** THE EXERCISE **
Please give the listing again in its entirety, exactly as written.

** INPUT RECORDS **
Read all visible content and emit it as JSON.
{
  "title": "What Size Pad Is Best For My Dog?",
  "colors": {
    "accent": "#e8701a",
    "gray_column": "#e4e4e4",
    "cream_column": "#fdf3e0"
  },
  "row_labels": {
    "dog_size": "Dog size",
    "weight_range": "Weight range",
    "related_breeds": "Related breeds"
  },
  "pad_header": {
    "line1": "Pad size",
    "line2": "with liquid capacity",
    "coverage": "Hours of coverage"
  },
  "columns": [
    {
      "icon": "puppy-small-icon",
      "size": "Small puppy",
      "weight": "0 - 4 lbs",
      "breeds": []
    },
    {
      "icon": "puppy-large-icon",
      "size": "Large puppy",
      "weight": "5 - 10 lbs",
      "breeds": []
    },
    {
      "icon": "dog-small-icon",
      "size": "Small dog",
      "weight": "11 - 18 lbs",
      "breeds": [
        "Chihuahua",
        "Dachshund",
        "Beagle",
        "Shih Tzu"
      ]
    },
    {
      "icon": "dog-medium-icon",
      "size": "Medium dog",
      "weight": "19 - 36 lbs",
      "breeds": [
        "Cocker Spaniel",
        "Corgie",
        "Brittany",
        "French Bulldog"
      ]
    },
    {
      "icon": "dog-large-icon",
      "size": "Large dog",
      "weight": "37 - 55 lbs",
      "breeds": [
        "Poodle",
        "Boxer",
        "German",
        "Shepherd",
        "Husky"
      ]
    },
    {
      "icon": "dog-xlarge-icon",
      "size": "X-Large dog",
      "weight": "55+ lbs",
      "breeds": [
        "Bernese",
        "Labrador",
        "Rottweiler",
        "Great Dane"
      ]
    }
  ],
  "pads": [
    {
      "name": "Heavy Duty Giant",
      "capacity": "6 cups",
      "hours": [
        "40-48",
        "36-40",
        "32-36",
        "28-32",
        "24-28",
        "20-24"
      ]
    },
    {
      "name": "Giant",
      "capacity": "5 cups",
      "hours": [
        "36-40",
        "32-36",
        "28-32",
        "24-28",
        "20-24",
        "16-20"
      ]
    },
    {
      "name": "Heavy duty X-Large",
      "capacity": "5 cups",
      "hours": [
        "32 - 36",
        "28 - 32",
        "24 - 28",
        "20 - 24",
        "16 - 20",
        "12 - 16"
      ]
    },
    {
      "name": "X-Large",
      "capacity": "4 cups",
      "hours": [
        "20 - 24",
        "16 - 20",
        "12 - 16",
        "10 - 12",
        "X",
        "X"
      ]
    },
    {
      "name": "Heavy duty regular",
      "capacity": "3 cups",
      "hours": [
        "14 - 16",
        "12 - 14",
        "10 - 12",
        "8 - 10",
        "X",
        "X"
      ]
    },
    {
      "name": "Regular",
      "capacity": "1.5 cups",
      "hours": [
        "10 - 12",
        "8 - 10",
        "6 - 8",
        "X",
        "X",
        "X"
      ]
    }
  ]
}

** EXERCISE OUTPUT **
Read all visible content and emit it as JSON.
{
  "title": "What Size Pad Is Best For My Dog?",
  "colors": {
    "accent": "#e8701a",
    "gray_column": "#e4e4e4",
    "cream_column": "#fdf3e0"
  },
  "row_labels": {
    "dog_size": "Dog size",
    "weight_range": "Weight range",
    "related_breeds": "Related breeds"
  },
  "pad_header": {
    "line1": "Pad size",
    "line2": "with liquid capacity",
    "coverage": "Hours of coverage"
  },
  "columns": [
    {
      "icon": "puppy-small-icon",
      "size": "Small puppy",
      "weight": "0 - 4 lbs",
      "breeds": []
    },
    {
      "icon": "puppy-large-icon",
      "size": "Large puppy",
      "weight": "5 - 10 lbs",
      "breeds": []
    },
    {
      "icon": "dog-small-icon",
      "size": "Small dog",
      "weight": "11 - 18 lbs",
      "breeds": [
        "Chihuahua",
        "Dachshund",
        "Beagle",
        "Shih Tzu"
      ]
    },
    {
      "icon": "dog-medium-icon",
      "size": "Medium dog",
      "weight": "19 - 36 lbs",
      "breeds": [
        "Cocker Spaniel",
        "Corgie",
        "Brittany",
        "French Bulldog"
      ]
    },
    {
      "icon": "dog-large-icon",
      "size": "Large dog",
      "weight": "37 - 55 lbs",
      "breeds": [
        "Poodle",
        "Boxer",
        "German",
        "Shepherd",
        "Husky"
      ]
    },
    {
      "icon": "dog-xlarge-icon",
      "size": "X-Large dog",
      "weight": "55+ lbs",
      "breeds": [
        "Bernese",
        "Labrador",
        "Rottweiler",
        "Great Dane"
      ]
    }
  ],
  "pads": [
    {
      "name": "Heavy Duty Giant",
      "capacity": "6 cups",
      "hours": [
        "40-48",
        "36-40",
        "32-36",
        "28-32",
        "24-28",
        "20-24"
      ]
    },
    {
      "name": "Giant",
      "capacity": "5 cups",
      "hours": [
        "36-40",
        "32-36",
        "28-32",
        "24-28",
        "20-24",
        "16-20"
      ]
    },
    {
      "name": "Heavy duty X-Large",
      "capacity": "5 cups",
      "hours": [
        "32 - 36",
        "28 - 32",
        "24 - 28",
        "20 - 24",
        "16 - 20",
        "12 - 16"
      ]
    },
    {
      "name": "X-Large",
      "capacity": "4 cups",
      "hours": [
        "20 - 24",
        "16 - 20",
        "12 - 16",
        "10 - 12",
        "X",
        "X"
      ]
    },
    {
      "name": "Heavy duty regular",
      "capacity": "3 cups",
      "hours": [
        "14 - 16",
        "12 - 14",
        "10 - 12",
        "8 - 10",
        "X",
        "X"
      ]
    },
    {
      "name": "Regular",
      "capacity": "1.5 cups",
      "hours": [
        "10 - 12",
        "8 - 10",
        "6 - 8",
        "X",
        "X",
        "X"
      ]
    }
  ]
}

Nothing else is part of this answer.